Description of the task –
Return the lines of the listing starting at the first line and ending at the line containing "content-paragraph: Kasutusjuhend ei", with both ends included, repeating each line without change.

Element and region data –

***

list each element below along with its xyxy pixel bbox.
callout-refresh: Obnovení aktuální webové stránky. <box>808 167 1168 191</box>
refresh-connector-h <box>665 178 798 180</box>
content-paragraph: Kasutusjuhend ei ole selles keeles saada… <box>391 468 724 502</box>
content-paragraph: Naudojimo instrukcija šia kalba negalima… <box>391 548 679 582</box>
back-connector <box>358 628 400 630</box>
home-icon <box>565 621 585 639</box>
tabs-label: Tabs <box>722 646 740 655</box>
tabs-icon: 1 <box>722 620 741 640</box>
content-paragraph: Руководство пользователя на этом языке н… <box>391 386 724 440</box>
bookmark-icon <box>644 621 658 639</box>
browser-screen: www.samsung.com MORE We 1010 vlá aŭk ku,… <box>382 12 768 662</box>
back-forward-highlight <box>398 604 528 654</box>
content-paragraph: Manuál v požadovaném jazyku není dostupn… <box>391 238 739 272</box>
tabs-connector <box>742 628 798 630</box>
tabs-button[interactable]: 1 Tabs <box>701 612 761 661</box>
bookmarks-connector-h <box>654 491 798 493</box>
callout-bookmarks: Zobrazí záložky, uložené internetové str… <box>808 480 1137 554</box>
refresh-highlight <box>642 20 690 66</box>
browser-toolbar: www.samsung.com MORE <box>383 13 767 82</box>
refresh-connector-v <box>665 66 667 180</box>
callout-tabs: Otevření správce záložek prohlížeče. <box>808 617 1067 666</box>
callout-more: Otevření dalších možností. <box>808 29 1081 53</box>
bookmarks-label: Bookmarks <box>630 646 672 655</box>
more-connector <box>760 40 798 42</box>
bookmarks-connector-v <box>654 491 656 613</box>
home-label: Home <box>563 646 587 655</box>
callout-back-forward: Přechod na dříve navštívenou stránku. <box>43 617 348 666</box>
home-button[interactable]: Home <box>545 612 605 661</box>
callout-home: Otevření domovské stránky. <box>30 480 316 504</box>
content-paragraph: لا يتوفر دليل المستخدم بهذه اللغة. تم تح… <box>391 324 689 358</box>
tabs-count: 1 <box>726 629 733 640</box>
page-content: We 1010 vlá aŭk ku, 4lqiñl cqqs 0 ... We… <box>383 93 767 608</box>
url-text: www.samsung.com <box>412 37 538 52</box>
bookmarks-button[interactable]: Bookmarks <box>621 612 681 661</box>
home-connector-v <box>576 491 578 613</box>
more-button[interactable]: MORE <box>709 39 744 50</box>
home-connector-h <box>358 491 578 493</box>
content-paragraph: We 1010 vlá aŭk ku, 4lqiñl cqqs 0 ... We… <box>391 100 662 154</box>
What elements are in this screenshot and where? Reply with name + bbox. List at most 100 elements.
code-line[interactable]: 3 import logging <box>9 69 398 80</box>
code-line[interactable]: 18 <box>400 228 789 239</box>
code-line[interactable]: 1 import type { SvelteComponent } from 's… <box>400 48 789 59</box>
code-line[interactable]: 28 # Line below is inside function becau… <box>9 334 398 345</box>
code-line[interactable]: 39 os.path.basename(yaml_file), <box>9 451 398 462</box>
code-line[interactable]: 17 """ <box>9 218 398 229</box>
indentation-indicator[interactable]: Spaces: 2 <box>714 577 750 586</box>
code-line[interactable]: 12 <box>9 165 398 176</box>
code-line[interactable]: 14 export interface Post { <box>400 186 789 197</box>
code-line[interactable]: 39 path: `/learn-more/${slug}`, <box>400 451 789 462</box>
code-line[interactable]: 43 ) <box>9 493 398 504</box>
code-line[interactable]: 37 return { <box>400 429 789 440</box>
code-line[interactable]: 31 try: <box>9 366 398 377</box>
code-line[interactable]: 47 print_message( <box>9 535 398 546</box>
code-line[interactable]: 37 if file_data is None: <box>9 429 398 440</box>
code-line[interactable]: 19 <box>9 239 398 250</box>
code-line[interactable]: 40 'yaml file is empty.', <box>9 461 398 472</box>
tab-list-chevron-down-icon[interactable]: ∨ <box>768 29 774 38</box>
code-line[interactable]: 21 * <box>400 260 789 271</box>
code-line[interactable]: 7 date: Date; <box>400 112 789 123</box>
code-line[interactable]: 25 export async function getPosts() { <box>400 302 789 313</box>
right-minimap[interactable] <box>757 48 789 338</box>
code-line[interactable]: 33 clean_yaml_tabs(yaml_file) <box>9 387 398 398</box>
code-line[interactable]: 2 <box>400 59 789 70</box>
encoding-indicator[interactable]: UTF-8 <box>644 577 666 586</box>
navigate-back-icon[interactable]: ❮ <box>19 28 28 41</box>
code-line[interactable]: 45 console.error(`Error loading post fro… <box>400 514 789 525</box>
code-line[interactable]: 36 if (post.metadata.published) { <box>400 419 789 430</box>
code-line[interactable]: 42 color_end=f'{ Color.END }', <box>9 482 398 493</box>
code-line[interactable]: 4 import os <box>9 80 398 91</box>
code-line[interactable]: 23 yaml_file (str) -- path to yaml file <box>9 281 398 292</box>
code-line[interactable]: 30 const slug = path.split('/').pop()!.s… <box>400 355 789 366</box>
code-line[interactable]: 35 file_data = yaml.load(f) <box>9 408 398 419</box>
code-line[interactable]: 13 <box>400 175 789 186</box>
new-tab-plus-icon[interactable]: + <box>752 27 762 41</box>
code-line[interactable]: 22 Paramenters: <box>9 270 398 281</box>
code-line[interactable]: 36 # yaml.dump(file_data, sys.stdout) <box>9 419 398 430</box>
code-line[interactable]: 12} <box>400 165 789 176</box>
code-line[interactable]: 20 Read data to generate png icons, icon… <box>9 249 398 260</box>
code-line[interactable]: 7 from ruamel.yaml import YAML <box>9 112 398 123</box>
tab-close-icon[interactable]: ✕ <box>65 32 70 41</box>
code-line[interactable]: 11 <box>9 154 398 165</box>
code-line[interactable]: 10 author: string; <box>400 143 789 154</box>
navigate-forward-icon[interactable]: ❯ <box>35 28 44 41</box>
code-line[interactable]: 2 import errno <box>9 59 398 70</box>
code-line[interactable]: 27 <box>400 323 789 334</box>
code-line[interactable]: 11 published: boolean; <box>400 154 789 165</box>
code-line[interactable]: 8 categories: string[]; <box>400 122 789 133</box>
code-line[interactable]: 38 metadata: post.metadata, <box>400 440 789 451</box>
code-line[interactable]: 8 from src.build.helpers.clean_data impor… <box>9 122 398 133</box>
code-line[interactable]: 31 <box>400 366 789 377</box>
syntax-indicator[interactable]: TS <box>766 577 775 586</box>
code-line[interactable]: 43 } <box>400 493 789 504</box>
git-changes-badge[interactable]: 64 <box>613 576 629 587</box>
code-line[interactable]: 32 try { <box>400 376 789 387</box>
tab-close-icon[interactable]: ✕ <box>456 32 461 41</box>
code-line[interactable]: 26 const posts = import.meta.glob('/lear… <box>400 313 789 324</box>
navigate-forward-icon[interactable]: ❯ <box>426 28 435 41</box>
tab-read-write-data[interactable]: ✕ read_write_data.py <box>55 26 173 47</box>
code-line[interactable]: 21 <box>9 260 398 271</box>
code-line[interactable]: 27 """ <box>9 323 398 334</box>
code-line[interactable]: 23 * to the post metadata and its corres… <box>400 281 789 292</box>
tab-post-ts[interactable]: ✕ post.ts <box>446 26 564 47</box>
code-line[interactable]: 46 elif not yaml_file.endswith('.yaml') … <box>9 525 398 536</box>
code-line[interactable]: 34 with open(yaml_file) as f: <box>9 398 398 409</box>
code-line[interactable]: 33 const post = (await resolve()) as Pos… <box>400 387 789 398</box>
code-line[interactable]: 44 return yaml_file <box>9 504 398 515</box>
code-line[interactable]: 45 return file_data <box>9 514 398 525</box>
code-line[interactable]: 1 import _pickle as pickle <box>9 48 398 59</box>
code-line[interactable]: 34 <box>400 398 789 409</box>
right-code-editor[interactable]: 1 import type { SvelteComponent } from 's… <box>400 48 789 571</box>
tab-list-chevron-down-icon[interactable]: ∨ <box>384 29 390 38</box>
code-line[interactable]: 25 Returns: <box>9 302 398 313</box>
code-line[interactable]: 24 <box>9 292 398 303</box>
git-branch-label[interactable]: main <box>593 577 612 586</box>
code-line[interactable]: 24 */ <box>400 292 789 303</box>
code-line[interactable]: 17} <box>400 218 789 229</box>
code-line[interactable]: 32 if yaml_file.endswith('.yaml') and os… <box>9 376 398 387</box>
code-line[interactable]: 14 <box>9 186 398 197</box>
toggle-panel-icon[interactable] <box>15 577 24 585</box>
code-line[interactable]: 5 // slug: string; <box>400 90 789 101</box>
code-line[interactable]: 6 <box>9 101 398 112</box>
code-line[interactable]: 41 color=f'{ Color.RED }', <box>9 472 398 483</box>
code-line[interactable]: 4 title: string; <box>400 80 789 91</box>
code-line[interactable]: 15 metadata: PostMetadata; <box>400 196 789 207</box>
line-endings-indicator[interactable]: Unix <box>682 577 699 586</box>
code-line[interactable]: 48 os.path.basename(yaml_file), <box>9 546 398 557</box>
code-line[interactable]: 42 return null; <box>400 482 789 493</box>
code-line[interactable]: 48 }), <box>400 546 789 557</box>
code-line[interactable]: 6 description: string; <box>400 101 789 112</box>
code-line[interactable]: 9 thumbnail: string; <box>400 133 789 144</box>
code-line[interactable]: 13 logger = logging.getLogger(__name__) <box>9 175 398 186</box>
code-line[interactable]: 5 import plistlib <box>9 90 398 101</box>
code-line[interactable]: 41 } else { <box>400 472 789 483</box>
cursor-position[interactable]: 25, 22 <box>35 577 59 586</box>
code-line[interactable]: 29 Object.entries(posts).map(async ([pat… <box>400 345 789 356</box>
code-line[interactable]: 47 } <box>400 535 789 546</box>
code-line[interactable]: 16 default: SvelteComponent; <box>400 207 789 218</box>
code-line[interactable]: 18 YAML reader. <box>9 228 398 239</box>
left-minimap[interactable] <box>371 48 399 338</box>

***

Result of this exercise –
list each element below along with its xyxy pixel bbox.
callout-refresh: Obnovení aktuální webové stránky. <box>808 167 1168 191</box>
refresh-connector-h <box>665 178 798 180</box>
content-paragraph: Kasutusjuhend ei ole selles keeles saada… <box>391 468 724 502</box>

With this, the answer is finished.